What you should do => Write out the data again in full, exactly as it reads.

··· Data ···

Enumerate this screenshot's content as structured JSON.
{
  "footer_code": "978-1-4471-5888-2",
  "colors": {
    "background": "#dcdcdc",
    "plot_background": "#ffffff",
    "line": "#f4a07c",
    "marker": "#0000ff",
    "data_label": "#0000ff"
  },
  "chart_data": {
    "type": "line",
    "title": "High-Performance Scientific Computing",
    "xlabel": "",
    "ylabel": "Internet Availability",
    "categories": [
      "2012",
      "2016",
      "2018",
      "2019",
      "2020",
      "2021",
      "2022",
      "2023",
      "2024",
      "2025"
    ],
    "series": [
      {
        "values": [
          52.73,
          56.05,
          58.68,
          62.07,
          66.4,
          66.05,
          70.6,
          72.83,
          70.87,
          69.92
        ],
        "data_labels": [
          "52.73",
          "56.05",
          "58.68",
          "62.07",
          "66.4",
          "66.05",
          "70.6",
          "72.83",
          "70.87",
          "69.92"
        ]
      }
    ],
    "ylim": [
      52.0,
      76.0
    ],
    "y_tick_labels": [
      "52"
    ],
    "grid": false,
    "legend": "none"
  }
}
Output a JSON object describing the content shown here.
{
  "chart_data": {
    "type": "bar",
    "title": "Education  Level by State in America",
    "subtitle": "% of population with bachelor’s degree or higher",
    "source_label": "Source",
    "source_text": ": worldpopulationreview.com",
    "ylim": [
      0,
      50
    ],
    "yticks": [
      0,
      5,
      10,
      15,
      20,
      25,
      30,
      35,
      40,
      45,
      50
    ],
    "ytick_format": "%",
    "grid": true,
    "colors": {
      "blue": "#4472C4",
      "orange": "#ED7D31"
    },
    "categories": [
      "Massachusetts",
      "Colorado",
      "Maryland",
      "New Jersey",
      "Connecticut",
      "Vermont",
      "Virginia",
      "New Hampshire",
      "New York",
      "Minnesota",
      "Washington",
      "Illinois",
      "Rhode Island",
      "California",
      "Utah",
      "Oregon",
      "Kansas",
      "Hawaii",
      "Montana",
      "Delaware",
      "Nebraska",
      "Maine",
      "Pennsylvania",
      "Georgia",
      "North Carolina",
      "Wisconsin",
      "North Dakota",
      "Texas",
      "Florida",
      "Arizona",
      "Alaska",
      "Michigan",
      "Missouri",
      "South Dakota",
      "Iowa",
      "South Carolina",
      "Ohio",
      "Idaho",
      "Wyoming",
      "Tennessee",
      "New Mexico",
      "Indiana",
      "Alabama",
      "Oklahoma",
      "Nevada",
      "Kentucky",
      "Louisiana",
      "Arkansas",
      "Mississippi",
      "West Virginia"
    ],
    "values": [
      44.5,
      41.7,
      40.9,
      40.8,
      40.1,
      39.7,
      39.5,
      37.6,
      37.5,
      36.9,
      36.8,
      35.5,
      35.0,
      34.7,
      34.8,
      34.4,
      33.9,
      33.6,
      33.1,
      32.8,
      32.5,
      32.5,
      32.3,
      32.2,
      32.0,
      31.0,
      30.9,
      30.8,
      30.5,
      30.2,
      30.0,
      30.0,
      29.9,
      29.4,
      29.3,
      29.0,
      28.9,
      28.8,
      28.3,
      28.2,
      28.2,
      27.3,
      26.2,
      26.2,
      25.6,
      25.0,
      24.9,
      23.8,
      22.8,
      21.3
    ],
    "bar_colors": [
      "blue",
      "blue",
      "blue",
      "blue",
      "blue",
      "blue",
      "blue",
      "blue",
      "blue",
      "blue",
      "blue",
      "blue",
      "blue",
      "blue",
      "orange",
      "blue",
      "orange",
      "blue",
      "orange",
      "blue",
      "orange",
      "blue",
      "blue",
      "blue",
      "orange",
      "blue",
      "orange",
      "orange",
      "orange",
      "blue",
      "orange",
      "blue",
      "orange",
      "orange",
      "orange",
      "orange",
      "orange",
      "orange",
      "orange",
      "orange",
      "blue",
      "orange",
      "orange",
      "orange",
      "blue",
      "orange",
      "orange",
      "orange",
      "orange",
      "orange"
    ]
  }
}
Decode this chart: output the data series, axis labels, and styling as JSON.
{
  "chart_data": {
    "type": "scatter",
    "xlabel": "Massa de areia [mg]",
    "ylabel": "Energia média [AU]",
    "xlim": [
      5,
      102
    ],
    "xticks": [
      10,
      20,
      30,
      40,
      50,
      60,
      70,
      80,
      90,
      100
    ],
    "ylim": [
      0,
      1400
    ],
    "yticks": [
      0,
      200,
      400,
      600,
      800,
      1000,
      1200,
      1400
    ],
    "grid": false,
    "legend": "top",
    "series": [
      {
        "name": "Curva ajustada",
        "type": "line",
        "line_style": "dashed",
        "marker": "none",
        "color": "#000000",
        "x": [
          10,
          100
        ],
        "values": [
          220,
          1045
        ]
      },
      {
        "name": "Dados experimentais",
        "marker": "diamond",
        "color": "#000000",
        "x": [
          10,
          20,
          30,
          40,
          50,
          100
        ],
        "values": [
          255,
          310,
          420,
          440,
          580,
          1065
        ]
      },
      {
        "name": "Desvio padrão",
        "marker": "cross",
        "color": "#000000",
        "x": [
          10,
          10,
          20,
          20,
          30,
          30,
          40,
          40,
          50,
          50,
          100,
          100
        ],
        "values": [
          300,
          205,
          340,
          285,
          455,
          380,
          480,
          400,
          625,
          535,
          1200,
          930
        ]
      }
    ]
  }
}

···

Solution for this problem =>
Enumerate this screenshot's content as structured JSON.
{
  "footer_code": "978-1-4471-5888-2",
  "colors": {
    "background": "#dcdcdc",
    "plot_background": "#ffffff",
    "line": "#f4a07c",
    "marker": "#0000ff",
    "data_label": "#0000ff"
  },
  "chart_data": {
    "type": "line",
    "title": "High-Performance Scientific Computing",
    "xlabel": "",
    "ylabel": "Internet Availability",
    "categories": [
      "2012",
      "2016",
      "2018",
      "2019",
      "2020",
      "2021",
      "2022",
      "2023",
      "2024",
      "2025"
    ],
    "series": [
      {
        "values": [
          52.73,
          56.05,
          58.68,
          62.07,
          66.4,
          66.05,
          70.6,
          72.83,
          70.87,
          69.92
        ],
        "data_labels": [
          "52.73",
          "56.05",
          "58.68",
          "62.07",
          "66.4",
          "66.05",
          "70.6",
          "72.83",
          "70.87",
          "69.92"
        ]
      }
    ],
    "ylim": [
      52.0,
      76.0
    ],
    "y_tick_labels": [
      "52"
    ],
    "grid": false,
    "legend": "none"
  }
}
Output a JSON object describing the content shown here.
{
  "chart_data": {
    "type": "bar",
    "title": "Education  Level by State in America",
    "subtitle": "% of population with bachelor’s degree or higher",
    "source_label": "Source",
    "source_text": ": worldpopulationreview.com",
    "ylim": [
      0,
      50
    ],
    "yticks": [
      0,
      5,
      10,
      15,
      20,
      25,
      30,
      35,
      40,
      45,
      50
    ],
    "ytick_format": "%",
    "grid": true,
    "colors": {
      "blue": "#4472C4",
      "orange": "#ED7D31"
    },
    "categories": [
      "Massachusetts",
      "Colorado",
      "Maryland",
      "New Jersey",
      "Connecticut",
      "Vermont",
      "Virginia",
      "New Hampshire",
      "New York",
      "Minnesota",
      "Washington",
      "Illinois",
      "Rhode Island",
      "California",
      "Utah",
      "Oregon",
      "Kansas",
      "Hawaii",
      "Montana",
      "Delaware",
      "Nebraska",
      "Maine",
      "Pennsylvania",
      "Georgia",
      "North Carolina",
      "Wisconsin",
      "North Dakota",
      "Texas",
      "Florida",
      "Arizona",
      "Alaska",
      "Michigan",
      "Missouri",
      "South Dakota",
      "Iowa",
      "South Carolina",
      "Ohio",
      "Idaho",
      "Wyoming",
      "Tennessee",
      "New Mexico",
      "Indiana",
      "Alabama",
      "Oklahoma",
      "Nevada",
      "Kentucky",
      "Louisiana",
      "Arkansas",
      "Mississippi",
      "West Virginia"
    ],
    "values": [
      44.5,
      41.7,
      40.9,
      40.8,
      40.1,
      39.7,
      39.5,
      37.6,
      37.5,
      36.9,
      36.8,
      35.5,
      35.0,
      34.7,
      34.8,
      34.4,
      33.9,
      33.6,
      33.1,
      32.8,
      32.5,
      32.5,
      32.3,
      32.2,
      32.0,
      31.0,
      30.9,
      30.8,
      30.5,
      30.2,
      30.0,
      30.0,
      29.9,
      29.4,
      29.3,
      29.0,
      28.9,
      28.8,
      28.3,
      28.2,
      28.2,
      27.3,
      26.2,
      26.2,
      25.6,
      25.0,
      24.9,
      23.8,
      22.8,
      21.3
    ],
    "bar_colors": [
      "blue",
      "blue",
      "blue",
      "blue",
      "blue",
      "blue",
      "blue",
      "blue",
      "blue",
      "blue",
      "blue",
      "blue",
      "blue",
      "blue",
      "orange",
      "blue",
      "orange",
      "blue",
      "orange",
      "blue",
      "orange",
      "blue",
      "blue",
      "blue",
      "orange",
      "blue",
      "orange",
      "orange",
      "orange",
      "blue",
      "orange",
      "blue",
      "orange",
      "orange",
      "orange",
      "orange",
      "orange",
      "orange",
      "orange",
      "orange",
      "blue",
      "orange",
      "orange",
      "orange",
      "blue",
      "orange",
      "orange",
      "orange",
      "orange",
      "orange"
    ]
  }
}
Decode this chart: output the data series, axis labels, and styling as JSON.
{
  "chart_data": {
    "type": "scatter",
    "xlabel": "Massa de areia [mg]",
    "ylabel": "Energia média [AU]",
    "xlim": [
      5,
      102
    ],
    "xticks": [
      10,
      20,
      30,
      40,
      50,
      60,
      70,
      80,
      90,
      100
    ],
    "ylim": [
      0,
      1400
    ],
    "yticks": [
      0,
      200,
      400,
      600,
      800,
      1000,
      1200,
      1400
    ],
    "grid": false,
    "legend": "top",
    "series": [
      {
        "name": "Curva ajustada",
        "type": "line",
        "line_style": "dashed",
        "marker": "none",
        "color": "#000000",
        "x": [
          10,
          100
        ],
        "values": [
          220,
          1045
        ]
      },
      {
        "name": "Dados experimentais",
        "marker": "diamond",
        "color": "#000000",
        "x": [
          10,
          20,
          30,
          40,
          50,
          100
        ],
        "values": [
          255,
          310,
          420,
          440,
          580,
          1065
        ]
      },
      {
        "name": "Desvio padrão",
        "marker": "cross",
        "color": "#000000",
        "x": [
          10,
          10,
          20,
          20,
          30,
          30,
          40,
          40,
          50,
          50,
          100,
          100
        ],
        "values": [
          300,
          205,
          340,
          285,
          455,
          380,
          480,
          400,
          625,
          535,
          1200,
          930
        ]
      }
    ]
  }
}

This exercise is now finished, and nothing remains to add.